— Description of the task —
Print all records exactly, leaving nothing out.

Records
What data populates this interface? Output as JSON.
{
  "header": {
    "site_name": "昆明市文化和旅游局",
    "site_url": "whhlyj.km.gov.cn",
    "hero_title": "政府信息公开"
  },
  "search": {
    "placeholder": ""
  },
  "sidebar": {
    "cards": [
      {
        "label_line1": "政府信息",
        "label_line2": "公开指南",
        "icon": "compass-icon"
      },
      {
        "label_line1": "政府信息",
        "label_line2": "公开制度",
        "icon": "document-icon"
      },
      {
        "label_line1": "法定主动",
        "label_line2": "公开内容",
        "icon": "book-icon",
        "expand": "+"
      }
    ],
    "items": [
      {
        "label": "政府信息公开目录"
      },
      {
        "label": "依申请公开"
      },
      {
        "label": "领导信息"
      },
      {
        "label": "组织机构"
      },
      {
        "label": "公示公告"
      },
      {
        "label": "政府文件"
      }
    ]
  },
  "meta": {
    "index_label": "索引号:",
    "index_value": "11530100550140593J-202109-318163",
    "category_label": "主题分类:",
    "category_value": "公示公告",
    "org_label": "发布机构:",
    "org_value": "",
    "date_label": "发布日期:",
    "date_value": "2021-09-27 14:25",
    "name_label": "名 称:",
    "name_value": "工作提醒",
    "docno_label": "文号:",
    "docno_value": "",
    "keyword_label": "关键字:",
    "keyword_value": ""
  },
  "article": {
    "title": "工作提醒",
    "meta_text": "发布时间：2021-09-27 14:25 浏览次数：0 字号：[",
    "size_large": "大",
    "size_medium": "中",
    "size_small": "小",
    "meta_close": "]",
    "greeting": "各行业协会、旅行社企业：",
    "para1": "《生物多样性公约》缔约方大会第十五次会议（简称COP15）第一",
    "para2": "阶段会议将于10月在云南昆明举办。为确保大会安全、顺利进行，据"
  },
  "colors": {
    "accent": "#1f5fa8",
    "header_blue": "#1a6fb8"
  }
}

— Full solution —
What data populates this interface? Output as JSON.
{
  "header": {
    "site_name": "昆明市文化和旅游局",
    "site_url": "whhlyj.km.gov.cn",
    "hero_title": "政府信息公开"
  },
  "search": {
    "placeholder": ""
  },
  "sidebar": {
    "cards": [
      {
        "label_line1": "政府信息",
        "label_line2": "公开指南",
        "icon": "compass-icon"
      },
      {
        "label_line1": "政府信息",
        "label_line2": "公开制度",
        "icon": "document-icon"
      },
      {
        "label_line1": "法定主动",
        "label_line2": "公开内容",
        "icon": "book-icon",
        "expand": "+"
      }
    ],
    "items": [
      {
        "label": "政府信息公开目录"
      },
      {
        "label": "依申请公开"
      },
      {
        "label": "领导信息"
      },
      {
        "label": "组织机构"
      },
      {
        "label": "公示公告"
      },
      {
        "label": "政府文件"
      }
    ]
  },
  "meta": {
    "index_label": "索引号:",
    "index_value": "11530100550140593J-202109-318163",
    "category_label": "主题分类:",
    "category_value": "公示公告",
    "org_label": "发布机构:",
    "org_value": "",
    "date_label": "发布日期:",
    "date_value": "2021-09-27 14:25",
    "name_label": "名 称:",
    "name_value": "工作提醒",
    "docno_label": "文号:",
    "docno_value": "",
    "keyword_label": "关键字:",
    "keyword_value": ""
  },
  "article": {
    "title": "工作提醒",
    "meta_text": "发布时间：2021-09-27 14:25 浏览次数：0 字号：[",
    "size_large": "大",
    "size_medium": "中",
    "size_small": "小",
    "meta_close": "]",
    "greeting": "各行业协会、旅行社企业：",
    "para1": "《生物多样性公约》缔约方大会第十五次会议（简称COP15）第一",
    "para2": "阶段会议将于10月在云南昆明举办。为确保大会安全、顺利进行，据"
  },
  "colors": {
    "accent": "#1f5fa8",
    "header_blue": "#1a6fb8"
  }
}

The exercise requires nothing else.